Given task:
Which lines contain the string "generale"? Please list every one of them.

[start Provided records]

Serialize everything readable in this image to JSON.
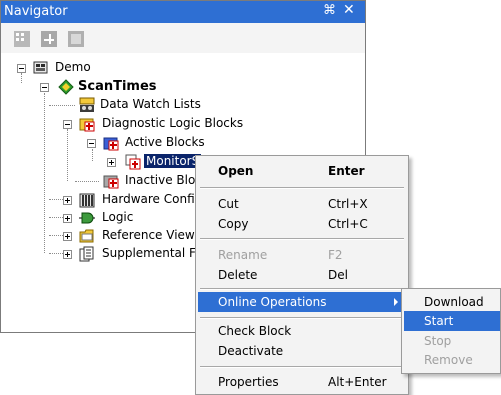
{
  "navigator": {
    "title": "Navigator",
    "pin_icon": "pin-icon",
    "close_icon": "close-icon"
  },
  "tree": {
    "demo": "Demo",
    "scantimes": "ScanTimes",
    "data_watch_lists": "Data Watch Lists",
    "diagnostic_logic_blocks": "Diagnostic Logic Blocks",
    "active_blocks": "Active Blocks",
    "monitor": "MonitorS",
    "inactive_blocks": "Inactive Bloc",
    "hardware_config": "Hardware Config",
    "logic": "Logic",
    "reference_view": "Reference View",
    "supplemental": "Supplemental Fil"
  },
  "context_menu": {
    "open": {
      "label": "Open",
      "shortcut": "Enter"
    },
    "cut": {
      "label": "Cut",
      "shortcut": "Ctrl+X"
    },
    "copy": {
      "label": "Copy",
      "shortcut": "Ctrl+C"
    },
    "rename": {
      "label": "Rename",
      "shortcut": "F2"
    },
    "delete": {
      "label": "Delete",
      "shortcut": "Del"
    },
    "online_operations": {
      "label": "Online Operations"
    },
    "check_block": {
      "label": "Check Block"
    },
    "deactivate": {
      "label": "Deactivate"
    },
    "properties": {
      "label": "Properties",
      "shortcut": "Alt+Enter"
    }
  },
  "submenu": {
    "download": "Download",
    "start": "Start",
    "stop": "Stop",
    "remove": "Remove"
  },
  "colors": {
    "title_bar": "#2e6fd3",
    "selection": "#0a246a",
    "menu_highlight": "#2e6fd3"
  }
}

[end Provided records]
[start Provided records]

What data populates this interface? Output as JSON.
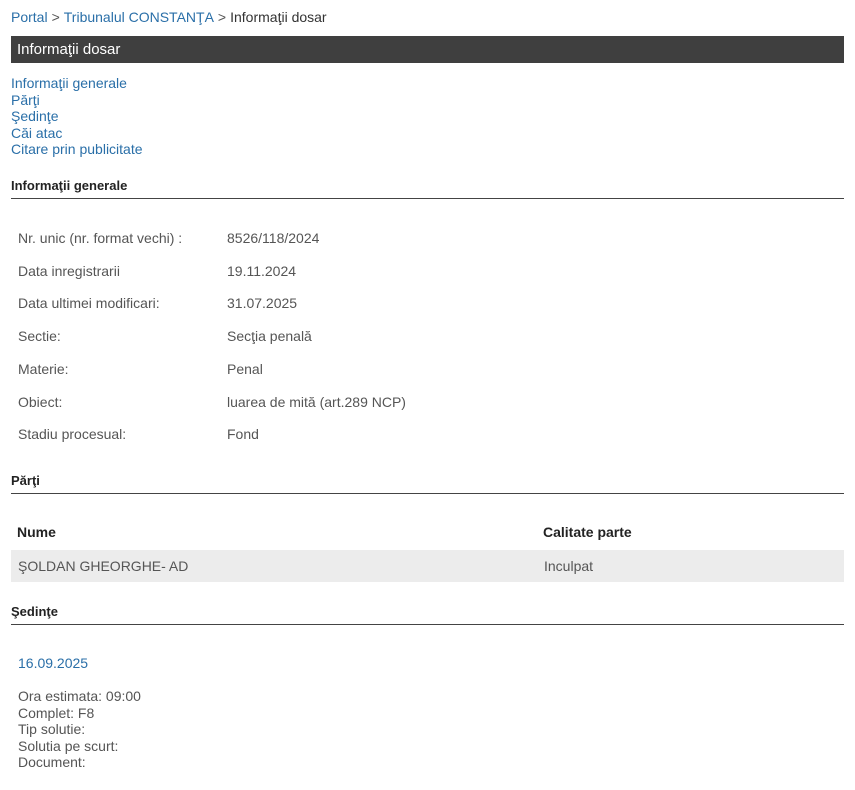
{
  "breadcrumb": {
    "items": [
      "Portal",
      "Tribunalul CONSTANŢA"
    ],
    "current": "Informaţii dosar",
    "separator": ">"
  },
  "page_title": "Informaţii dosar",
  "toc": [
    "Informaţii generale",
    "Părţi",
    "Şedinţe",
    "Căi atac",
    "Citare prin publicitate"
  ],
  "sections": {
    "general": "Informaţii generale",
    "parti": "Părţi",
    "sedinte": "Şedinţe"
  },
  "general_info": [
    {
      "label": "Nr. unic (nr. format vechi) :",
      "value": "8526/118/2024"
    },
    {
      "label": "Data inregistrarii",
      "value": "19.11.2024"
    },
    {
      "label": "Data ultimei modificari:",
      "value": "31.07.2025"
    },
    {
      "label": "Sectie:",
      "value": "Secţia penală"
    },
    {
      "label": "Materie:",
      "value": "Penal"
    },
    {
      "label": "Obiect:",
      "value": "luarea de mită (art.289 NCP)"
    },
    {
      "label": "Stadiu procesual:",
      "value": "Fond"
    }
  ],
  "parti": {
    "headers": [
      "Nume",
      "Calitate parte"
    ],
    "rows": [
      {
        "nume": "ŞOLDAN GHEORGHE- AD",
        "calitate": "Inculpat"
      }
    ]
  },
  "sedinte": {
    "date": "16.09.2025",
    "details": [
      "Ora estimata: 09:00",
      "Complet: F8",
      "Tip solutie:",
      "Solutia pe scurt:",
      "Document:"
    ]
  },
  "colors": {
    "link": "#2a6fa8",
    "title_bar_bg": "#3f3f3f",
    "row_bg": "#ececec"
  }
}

[end Provided records]
[start Provided records]

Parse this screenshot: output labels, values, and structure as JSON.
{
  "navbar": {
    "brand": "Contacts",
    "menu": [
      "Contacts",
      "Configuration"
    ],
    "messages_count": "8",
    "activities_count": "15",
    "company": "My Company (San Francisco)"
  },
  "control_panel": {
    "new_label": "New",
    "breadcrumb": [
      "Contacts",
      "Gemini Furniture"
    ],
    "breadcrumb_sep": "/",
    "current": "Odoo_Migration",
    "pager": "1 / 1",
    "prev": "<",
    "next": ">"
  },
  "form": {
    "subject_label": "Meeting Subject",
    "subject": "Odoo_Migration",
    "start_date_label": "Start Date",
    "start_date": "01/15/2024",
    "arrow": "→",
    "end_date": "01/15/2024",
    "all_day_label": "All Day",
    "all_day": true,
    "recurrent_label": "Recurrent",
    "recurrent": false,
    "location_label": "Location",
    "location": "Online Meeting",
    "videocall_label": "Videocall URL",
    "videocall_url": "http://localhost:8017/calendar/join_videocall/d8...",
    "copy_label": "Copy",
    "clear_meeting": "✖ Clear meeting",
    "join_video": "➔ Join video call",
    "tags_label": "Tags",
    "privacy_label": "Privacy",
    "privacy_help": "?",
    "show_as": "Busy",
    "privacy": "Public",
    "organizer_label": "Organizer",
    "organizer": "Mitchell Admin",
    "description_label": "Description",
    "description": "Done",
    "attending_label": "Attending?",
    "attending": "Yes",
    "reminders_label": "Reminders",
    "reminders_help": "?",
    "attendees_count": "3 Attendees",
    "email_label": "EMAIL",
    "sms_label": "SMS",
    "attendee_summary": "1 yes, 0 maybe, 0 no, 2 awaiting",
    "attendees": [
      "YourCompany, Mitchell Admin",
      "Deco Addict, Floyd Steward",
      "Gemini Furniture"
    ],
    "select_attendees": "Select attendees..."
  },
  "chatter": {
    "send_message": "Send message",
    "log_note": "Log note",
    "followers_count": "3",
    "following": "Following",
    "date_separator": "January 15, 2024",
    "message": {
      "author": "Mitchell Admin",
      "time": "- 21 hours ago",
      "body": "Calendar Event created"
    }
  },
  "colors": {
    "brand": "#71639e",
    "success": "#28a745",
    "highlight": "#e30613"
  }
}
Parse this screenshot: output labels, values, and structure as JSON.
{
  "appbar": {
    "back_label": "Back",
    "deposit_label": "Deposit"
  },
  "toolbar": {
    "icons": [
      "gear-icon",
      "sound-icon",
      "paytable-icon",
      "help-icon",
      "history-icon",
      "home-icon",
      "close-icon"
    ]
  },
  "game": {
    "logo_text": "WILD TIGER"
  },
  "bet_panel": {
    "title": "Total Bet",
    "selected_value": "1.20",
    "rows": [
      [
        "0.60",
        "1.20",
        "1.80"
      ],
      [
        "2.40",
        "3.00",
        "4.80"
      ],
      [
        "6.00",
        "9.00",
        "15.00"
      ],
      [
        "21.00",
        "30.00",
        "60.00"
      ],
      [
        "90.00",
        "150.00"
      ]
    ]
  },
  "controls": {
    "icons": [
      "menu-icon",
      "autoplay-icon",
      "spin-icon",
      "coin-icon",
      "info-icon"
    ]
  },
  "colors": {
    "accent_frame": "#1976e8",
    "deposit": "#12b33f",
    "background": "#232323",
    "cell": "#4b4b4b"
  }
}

[end Provided records]

Exercise response:
    "Informaţii generale",
    "general": "Informaţii generale",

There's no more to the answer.